(Data entries for graphics)
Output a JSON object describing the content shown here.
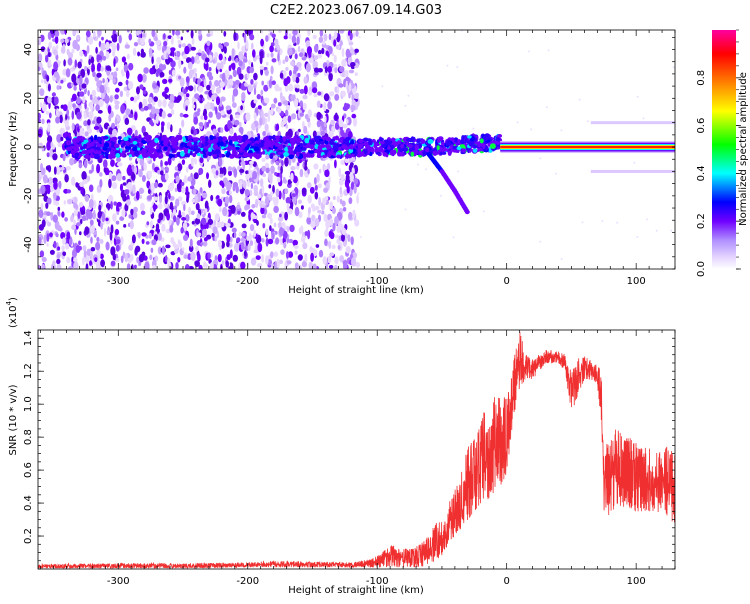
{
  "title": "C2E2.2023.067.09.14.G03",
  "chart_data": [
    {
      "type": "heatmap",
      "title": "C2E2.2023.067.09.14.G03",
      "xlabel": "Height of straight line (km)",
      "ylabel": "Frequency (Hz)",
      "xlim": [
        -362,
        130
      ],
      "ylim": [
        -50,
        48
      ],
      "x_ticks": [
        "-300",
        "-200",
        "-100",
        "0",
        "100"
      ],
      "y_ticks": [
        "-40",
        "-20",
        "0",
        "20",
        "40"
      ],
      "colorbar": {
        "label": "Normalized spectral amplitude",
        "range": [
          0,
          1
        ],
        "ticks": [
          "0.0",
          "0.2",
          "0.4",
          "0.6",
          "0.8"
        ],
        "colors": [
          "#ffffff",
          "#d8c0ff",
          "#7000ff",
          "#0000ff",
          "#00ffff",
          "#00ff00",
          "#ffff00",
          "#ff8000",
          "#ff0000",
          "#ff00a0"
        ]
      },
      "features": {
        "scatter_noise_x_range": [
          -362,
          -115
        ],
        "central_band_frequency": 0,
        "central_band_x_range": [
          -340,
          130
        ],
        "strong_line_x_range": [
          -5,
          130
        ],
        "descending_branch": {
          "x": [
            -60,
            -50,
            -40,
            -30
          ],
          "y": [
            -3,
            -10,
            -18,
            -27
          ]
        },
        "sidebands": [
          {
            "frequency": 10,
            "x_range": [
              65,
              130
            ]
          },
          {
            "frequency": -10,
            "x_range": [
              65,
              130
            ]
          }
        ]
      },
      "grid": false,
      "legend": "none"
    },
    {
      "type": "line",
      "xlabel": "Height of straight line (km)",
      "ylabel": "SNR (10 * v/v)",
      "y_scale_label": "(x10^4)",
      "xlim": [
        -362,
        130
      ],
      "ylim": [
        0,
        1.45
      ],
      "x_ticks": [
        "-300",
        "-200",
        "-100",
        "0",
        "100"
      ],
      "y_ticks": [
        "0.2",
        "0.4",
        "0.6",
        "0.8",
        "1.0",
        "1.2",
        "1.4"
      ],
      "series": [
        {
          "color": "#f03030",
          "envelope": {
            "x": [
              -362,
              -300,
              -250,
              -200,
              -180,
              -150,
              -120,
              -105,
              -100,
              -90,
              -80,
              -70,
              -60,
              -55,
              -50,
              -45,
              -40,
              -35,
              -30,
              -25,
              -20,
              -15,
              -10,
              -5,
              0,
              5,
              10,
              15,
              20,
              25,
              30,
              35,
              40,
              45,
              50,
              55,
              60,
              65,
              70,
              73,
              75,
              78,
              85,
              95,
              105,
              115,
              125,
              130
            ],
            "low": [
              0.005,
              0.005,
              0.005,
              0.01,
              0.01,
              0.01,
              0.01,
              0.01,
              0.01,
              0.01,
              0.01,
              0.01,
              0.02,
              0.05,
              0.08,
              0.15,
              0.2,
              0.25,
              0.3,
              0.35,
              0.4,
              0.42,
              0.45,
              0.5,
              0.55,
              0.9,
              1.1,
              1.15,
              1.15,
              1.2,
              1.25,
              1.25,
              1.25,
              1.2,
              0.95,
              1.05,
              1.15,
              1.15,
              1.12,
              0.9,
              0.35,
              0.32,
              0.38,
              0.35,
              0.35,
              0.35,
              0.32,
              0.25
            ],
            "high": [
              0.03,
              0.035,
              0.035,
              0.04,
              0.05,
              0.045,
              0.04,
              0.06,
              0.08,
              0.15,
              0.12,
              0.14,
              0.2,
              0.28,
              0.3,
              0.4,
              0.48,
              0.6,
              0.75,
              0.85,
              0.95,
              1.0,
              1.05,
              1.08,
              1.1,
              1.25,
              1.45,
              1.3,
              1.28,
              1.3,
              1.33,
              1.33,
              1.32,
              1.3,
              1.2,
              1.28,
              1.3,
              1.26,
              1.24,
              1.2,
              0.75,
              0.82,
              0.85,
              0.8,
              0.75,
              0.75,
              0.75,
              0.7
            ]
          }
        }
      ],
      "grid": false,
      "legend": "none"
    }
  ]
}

» **Work to do**:
Every record gets retyped exactly; no picture goes into the copy.

» **Result**:
Output a JSON object describing the content shown here.
{
  "title": "C2E2.2023.067.09.14.G03",
  "chart_data": [
    {
      "type": "heatmap",
      "title": "C2E2.2023.067.09.14.G03",
      "xlabel": "Height of straight line (km)",
      "ylabel": "Frequency (Hz)",
      "xlim": [
        -362,
        130
      ],
      "ylim": [
        -50,
        48
      ],
      "x_ticks": [
        "-300",
        "-200",
        "-100",
        "0",
        "100"
      ],
      "y_ticks": [
        "-40",
        "-20",
        "0",
        "20",
        "40"
      ],
      "colorbar": {
        "label": "Normalized spectral amplitude",
        "range": [
          0,
          1
        ],
        "ticks": [
          "0.0",
          "0.2",
          "0.4",
          "0.6",
          "0.8"
        ],
        "colors": [
          "#ffffff",
          "#d8c0ff",
          "#7000ff",
          "#0000ff",
          "#00ffff",
          "#00ff00",
          "#ffff00",
          "#ff8000",
          "#ff0000",
          "#ff00a0"
        ]
      },
      "features": {
        "scatter_noise_x_range": [
          -362,
          -115
        ],
        "central_band_frequency": 0,
        "central_band_x_range": [
          -340,
          130
        ],
        "strong_line_x_range": [
          -5,
          130
        ],
        "descending_branch": {
          "x": [
            -60,
            -50,
            -40,
            -30
          ],
          "y": [
            -3,
            -10,
            -18,
            -27
          ]
        },
        "sidebands": [
          {
            "frequency": 10,
            "x_range": [
              65,
              130
            ]
          },
          {
            "frequency": -10,
            "x_range": [
              65,
              130
            ]
          }
        ]
      },
      "grid": false,
      "legend": "none"
    },
    {
      "type": "line",
      "xlabel": "Height of straight line (km)",
      "ylabel": "SNR (10 * v/v)",
      "y_scale_label": "(x10^4)",
      "xlim": [
        -362,
        130
      ],
      "ylim": [
        0,
        1.45
      ],
      "x_ticks": [
        "-300",
        "-200",
        "-100",
        "0",
        "100"
      ],
      "y_ticks": [
        "0.2",
        "0.4",
        "0.6",
        "0.8",
        "1.0",
        "1.2",
        "1.4"
      ],
      "series": [
        {
          "color": "#f03030",
          "envelope": {
            "x": [
              -362,
              -300,
              -250,
              -200,
              -180,
              -150,
              -120,
              -105,
              -100,
              -90,
              -80,
              -70,
              -60,
              -55,
              -50,
              -45,
              -40,
              -35,
              -30,
              -25,
              -20,
              -15,
              -10,
              -5,
              0,
              5,
              10,
              15,
              20,
              25,
              30,
              35,
              40,
              45,
              50,
              55,
              60,
              65,
              70,
              73,
              75,
              78,
              85,
              95,
              105,
              115,
              125,
              130
            ],
            "low": [
              0.005,
              0.005,
              0.005,
              0.01,
              0.01,
              0.01,
              0.01,
              0.01,
              0.01,
              0.01,
              0.01,
              0.01,
              0.02,
              0.05,
              0.08,
              0.15,
              0.2,
              0.25,
              0.3,
              0.35,
              0.4,
              0.42,
              0.45,
              0.5,
              0.55,
              0.9,
              1.1,
              1.15,
              1.15,
              1.2,
              1.25,
              1.25,
              1.25,
              1.2,
              0.95,
              1.05,
              1.15,
              1.15,
              1.12,
              0.9,
              0.35,
              0.32,
              0.38,
              0.35,
              0.35,
              0.35,
              0.32,
              0.25
            ],
            "high": [
              0.03,
              0.035,
              0.035,
              0.04,
              0.05,
              0.045,
              0.04,
              0.06,
              0.08,
              0.15,
              0.12,
              0.14,
              0.2,
              0.28,
              0.3,
              0.4,
              0.48,
              0.6,
              0.75,
              0.85,
              0.95,
              1.0,
              1.05,
              1.08,
              1.1,
              1.25,
              1.45,
              1.3,
              1.28,
              1.3,
              1.33,
              1.33,
              1.32,
              1.3,
              1.2,
              1.28,
              1.3,
              1.26,
              1.24,
              1.2,
              0.75,
              0.82,
              0.85,
              0.8,
              0.75,
              0.75,
              0.75,
              0.7
            ]
          }
        }
      ],
      "grid": false,
      "legend": "none"
    }
  ]
}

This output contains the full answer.